• WORK TO COMPLETE
Output the entries below exactly as written, omitting pictures.

Items from a figure collection:
○ ○ ○ ○

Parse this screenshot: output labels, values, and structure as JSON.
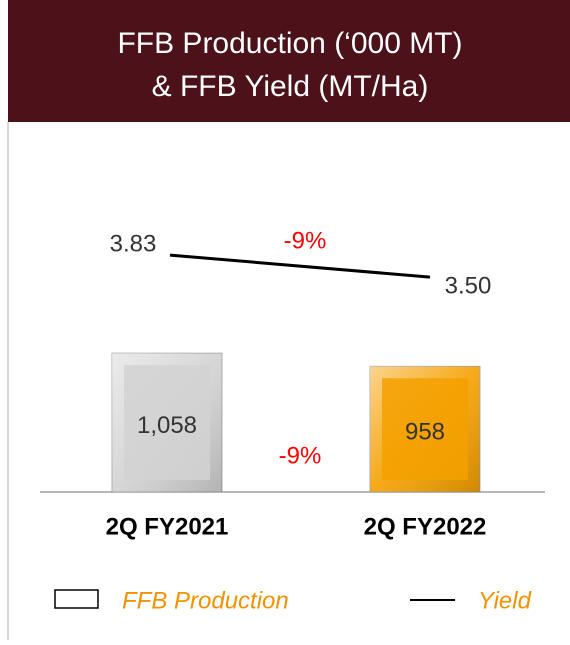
{
  "chart_data": {
    "type": "bar",
    "title": [
      "FFB Production (‘000 MT)",
      "& FFB Yield (MT/Ha)"
    ],
    "categories": [
      "2Q FY2021",
      "2Q FY2022"
    ],
    "series": [
      {
        "name": "FFB Production",
        "type": "bar",
        "colors": [
          "#d2d2d2",
          "#f5a000"
        ],
        "values": [
          1058,
          958
        ],
        "value_labels": [
          "1,058",
          "958"
        ]
      },
      {
        "name": "Yield",
        "type": "line",
        "axis": "y2",
        "color": "#000000",
        "values": [
          3.83,
          3.5
        ],
        "value_labels": [
          "3.83",
          "3.50"
        ]
      }
    ],
    "annotations": [
      "-9%",
      "-9%"
    ],
    "annotation_color": "#ff0000",
    "legend_text_color": "#f29200",
    "ylim": [
      0,
      1600
    ],
    "y2lim": [
      1,
      5
    ]
  }
}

○ ○ ○ ○

• PROBLEM SOLUTION
Parse this screenshot: output labels, values, and structure as JSON.
{
  "chart_data": {
    "type": "bar",
    "title": [
      "FFB Production (‘000 MT)",
      "& FFB Yield (MT/Ha)"
    ],
    "categories": [
      "2Q FY2021",
      "2Q FY2022"
    ],
    "series": [
      {
        "name": "FFB Production",
        "type": "bar",
        "colors": [
          "#d2d2d2",
          "#f5a000"
        ],
        "values": [
          1058,
          958
        ],
        "value_labels": [
          "1,058",
          "958"
        ]
      },
      {
        "name": "Yield",
        "type": "line",
        "axis": "y2",
        "color": "#000000",
        "values": [
          3.83,
          3.5
        ],
        "value_labels": [
          "3.83",
          "3.50"
        ]
      }
    ],
    "annotations": [
      "-9%",
      "-9%"
    ],
    "annotation_color": "#ff0000",
    "legend_text_color": "#f29200",
    "ylim": [
      0,
      1600
    ],
    "y2lim": [
      1,
      5
    ]
  }
}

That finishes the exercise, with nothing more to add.